**Brief:**
Extract the full set of records, then give each one again exactly.

**Supplied material:**
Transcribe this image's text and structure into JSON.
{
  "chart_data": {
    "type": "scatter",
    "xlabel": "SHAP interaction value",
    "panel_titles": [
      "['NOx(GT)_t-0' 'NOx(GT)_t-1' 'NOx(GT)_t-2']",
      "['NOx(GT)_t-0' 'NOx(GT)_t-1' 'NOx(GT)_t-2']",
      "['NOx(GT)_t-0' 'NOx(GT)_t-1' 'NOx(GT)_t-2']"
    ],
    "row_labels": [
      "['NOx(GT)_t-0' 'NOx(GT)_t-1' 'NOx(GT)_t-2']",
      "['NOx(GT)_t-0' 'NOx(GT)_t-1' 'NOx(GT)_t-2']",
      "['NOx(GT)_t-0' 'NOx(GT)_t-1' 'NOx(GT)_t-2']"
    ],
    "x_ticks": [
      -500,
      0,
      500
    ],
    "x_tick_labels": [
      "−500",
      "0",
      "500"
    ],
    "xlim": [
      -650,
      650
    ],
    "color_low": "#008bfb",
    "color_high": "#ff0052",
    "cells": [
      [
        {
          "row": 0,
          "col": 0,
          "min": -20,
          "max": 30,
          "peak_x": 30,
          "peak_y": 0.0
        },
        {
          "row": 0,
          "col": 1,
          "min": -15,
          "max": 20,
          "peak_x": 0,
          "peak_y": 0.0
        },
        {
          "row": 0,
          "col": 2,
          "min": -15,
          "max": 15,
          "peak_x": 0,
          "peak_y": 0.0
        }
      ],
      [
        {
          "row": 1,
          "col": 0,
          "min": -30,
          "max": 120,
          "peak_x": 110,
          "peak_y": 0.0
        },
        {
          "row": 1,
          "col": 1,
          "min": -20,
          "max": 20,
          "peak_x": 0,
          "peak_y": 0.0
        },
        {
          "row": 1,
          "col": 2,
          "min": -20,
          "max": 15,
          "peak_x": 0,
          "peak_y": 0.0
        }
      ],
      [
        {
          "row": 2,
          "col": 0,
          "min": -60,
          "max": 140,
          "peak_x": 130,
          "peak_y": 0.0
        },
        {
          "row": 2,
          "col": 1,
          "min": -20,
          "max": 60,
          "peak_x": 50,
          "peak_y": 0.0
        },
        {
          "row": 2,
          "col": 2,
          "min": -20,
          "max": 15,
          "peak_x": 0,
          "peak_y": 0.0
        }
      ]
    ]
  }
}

**Result of the task:**
Transcribe this image's text and structure into JSON.
{
  "chart_data": {
    "type": "scatter",
    "xlabel": "SHAP interaction value",
    "panel_titles": [
      "['NOx(GT)_t-0' 'NOx(GT)_t-1' 'NOx(GT)_t-2']",
      "['NOx(GT)_t-0' 'NOx(GT)_t-1' 'NOx(GT)_t-2']",
      "['NOx(GT)_t-0' 'NOx(GT)_t-1' 'NOx(GT)_t-2']"
    ],
    "row_labels": [
      "['NOx(GT)_t-0' 'NOx(GT)_t-1' 'NOx(GT)_t-2']",
      "['NOx(GT)_t-0' 'NOx(GT)_t-1' 'NOx(GT)_t-2']",
      "['NOx(GT)_t-0' 'NOx(GT)_t-1' 'NOx(GT)_t-2']"
    ],
    "x_ticks": [
      -500,
      0,
      500
    ],
    "x_tick_labels": [
      "−500",
      "0",
      "500"
    ],
    "xlim": [
      -650,
      650
    ],
    "color_low": "#008bfb",
    "color_high": "#ff0052",
    "cells": [
      [
        {
          "row": 0,
          "col": 0,
          "min": -20,
          "max": 30,
          "peak_x": 30,
          "peak_y": 0.0
        },
        {
          "row": 0,
          "col": 1,
          "min": -15,
          "max": 20,
          "peak_x": 0,
          "peak_y": 0.0
        },
        {
          "row": 0,
          "col": 2,
          "min": -15,
          "max": 15,
          "peak_x": 0,
          "peak_y": 0.0
        }
      ],
      [
        {
          "row": 1,
          "col": 0,
          "min": -30,
          "max": 120,
          "peak_x": 110,
          "peak_y": 0.0
        },
        {
          "row": 1,
          "col": 1,
          "min": -20,
          "max": 20,
          "peak_x": 0,
          "peak_y": 0.0
        },
        {
          "row": 1,
          "col": 2,
          "min": -20,
          "max": 15,
          "peak_x": 0,
          "peak_y": 0.0
        }
      ],
      [
        {
          "row": 2,
          "col": 0,
          "min": -60,
          "max": 140,
          "peak_x": 130,
          "peak_y": 0.0
        },
        {
          "row": 2,
          "col": 1,
          "min": -20,
          "max": 60,
          "peak_x": 50,
          "peak_y": 0.0
        },
        {
          "row": 2,
          "col": 2,
          "min": -20,
          "max": 15,
          "peak_x": 0,
          "peak_y": 0.0
        }
      ]
    ]
  }
}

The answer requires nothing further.